== Written request ==
Restate the records below word for word.
— Start of Records for this exercise —
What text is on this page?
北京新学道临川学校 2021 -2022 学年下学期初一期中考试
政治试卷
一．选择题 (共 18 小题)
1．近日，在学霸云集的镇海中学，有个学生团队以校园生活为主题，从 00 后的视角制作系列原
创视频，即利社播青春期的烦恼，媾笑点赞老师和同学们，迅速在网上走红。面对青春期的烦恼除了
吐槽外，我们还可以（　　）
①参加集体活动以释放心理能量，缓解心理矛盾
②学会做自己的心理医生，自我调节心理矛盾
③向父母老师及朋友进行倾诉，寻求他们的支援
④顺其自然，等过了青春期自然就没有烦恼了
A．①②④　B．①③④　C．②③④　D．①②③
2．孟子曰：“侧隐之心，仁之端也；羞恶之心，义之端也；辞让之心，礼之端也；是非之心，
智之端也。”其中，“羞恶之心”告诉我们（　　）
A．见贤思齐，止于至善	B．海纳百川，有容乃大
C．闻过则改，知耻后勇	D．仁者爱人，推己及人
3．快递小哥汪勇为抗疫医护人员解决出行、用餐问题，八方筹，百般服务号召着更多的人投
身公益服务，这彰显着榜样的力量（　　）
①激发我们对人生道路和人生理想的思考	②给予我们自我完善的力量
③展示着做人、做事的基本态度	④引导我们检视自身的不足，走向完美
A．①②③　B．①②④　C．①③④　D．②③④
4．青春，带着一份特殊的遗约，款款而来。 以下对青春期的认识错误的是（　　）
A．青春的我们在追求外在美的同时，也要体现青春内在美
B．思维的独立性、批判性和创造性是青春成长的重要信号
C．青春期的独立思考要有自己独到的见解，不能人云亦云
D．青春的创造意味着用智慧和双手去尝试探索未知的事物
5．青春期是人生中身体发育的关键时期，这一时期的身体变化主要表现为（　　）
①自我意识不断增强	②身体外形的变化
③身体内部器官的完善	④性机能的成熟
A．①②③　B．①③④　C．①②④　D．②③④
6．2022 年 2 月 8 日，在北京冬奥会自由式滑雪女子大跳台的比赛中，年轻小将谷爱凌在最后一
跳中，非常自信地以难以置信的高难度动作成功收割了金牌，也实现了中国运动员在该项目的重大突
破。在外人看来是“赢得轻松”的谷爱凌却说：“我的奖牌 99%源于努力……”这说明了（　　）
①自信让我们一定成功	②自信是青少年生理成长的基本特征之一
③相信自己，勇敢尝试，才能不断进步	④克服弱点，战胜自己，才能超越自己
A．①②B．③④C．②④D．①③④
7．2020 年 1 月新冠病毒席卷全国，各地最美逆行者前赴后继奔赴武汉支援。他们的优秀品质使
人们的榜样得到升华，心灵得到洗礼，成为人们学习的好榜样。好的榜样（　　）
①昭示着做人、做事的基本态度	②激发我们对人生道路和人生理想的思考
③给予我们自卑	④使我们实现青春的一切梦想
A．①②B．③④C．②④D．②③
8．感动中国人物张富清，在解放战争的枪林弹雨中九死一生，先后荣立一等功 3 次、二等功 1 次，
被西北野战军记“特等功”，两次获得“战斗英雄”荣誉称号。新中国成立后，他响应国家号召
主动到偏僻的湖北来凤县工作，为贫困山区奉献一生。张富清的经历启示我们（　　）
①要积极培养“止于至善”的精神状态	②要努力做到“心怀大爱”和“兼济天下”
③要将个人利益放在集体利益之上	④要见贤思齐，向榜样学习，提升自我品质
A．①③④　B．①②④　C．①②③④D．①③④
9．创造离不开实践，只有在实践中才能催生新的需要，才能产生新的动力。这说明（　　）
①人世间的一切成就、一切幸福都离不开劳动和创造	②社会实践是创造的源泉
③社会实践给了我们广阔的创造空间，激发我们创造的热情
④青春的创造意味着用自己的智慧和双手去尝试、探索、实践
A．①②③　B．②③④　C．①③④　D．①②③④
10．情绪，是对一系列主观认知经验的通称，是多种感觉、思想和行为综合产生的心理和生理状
— End of Records for this exercise —
== Output of the exercise ==
What text is on this page?
北京新学道临川学校 2021 -2022 学年下学期初一期中考试
政治试卷
一．选择题 (共 18 小题)
1．近日，在学霸云集的镇海中学，有个学生团队以校园生活为主题，从 00 后的视角制作系列原
创视频，即利社播青春期的烦恼，媾笑点赞老师和同学们，迅速在网上走红。面对青春期的烦恼除了
吐槽外，我们还可以（　　）
①参加集体活动以释放心理能量，缓解心理矛盾
②学会做自己的心理医生，自我调节心理矛盾
③向父母老师及朋友进行倾诉，寻求他们的支援
④顺其自然，等过了青春期自然就没有烦恼了
A．①②④　B．①③④　C．②③④　D．①②③
2．孟子曰：“侧隐之心，仁之端也；羞恶之心，义之端也；辞让之心，礼之端也；是非之心，
智之端也。”其中，“羞恶之心”告诉我们（　　）
A．见贤思齐，止于至善	B．海纳百川，有容乃大
C．闻过则改，知耻后勇	D．仁者爱人，推己及人
3．快递小哥汪勇为抗疫医护人员解决出行、用餐问题，八方筹，百般服务号召着更多的人投
身公益服务，这彰显着榜样的力量（　　）
①激发我们对人生道路和人生理想的思考	②给予我们自我完善的力量
③展示着做人、做事的基本态度	④引导我们检视自身的不足，走向完美
A．①②③　B．①②④　C．①③④　D．②③④
4．青春，带着一份特殊的遗约，款款而来。 以下对青春期的认识错误的是（　　）
A．青春的我们在追求外在美的同时，也要体现青春内在美
B．思维的独立性、批判性和创造性是青春成长的重要信号
C．青春期的独立思考要有自己独到的见解，不能人云亦云
D．青春的创造意味着用智慧和双手去尝试探索未知的事物
5．青春期是人生中身体发育的关键时期，这一时期的身体变化主要表现为（　　）
①自我意识不断增强	②身体外形的变化
③身体内部器官的完善	④性机能的成熟
A．①②③　B．①③④　C．①②④　D．②③④
6．2022 年 2 月 8 日，在北京冬奥会自由式滑雪女子大跳台的比赛中，年轻小将谷爱凌在最后一
跳中，非常自信地以难以置信的高难度动作成功收割了金牌，也实现了中国运动员在该项目的重大突
破。在外人看来是“赢得轻松”的谷爱凌却说：“我的奖牌 99%源于努力……”这说明了（　　）
①自信让我们一定成功	②自信是青少年生理成长的基本特征之一
③相信自己，勇敢尝试，才能不断进步	④克服弱点，战胜自己，才能超越自己
A．①②B．③④C．②④D．①③④
7．2020 年 1 月新冠病毒席卷全国，各地最美逆行者前赴后继奔赴武汉支援。他们的优秀品质使
人们的榜样得到升华，心灵得到洗礼，成为人们学习的好榜样。好的榜样（　　）
①昭示着做人、做事的基本态度	②激发我们对人生道路和人生理想的思考
③给予我们自卑	④使我们实现青春的一切梦想
A．①②B．③④C．②④D．②③
8．感动中国人物张富清，在解放战争的枪林弹雨中九死一生，先后荣立一等功 3 次、二等功 1 次，
被西北野战军记“特等功”，两次获得“战斗英雄”荣誉称号。新中国成立后，他响应国家号召
主动到偏僻的湖北来凤县工作，为贫困山区奉献一生。张富清的经历启示我们（　　）
①要积极培养“止于至善”的精神状态	②要努力做到“心怀大爱”和“兼济天下”
③要将个人利益放在集体利益之上	④要见贤思齐，向榜样学习，提升自我品质
A．①③④　B．①②④　C．①②③④D．①③④
9．创造离不开实践，只有在实践中才能催生新的需要，才能产生新的动力。这说明（　　）
①人世间的一切成就、一切幸福都离不开劳动和创造	②社会实践是创造的源泉
③社会实践给了我们广阔的创造空间，激发我们创造的热情
④青春的创造意味着用自己的智慧和双手去尝试、探索、实践
A．①②③　B．②③④　C．①③④　D．①②③④
10．情绪，是对一系列主观认知经验的通称，是多种感觉、思想和行为综合产生的心理和生理状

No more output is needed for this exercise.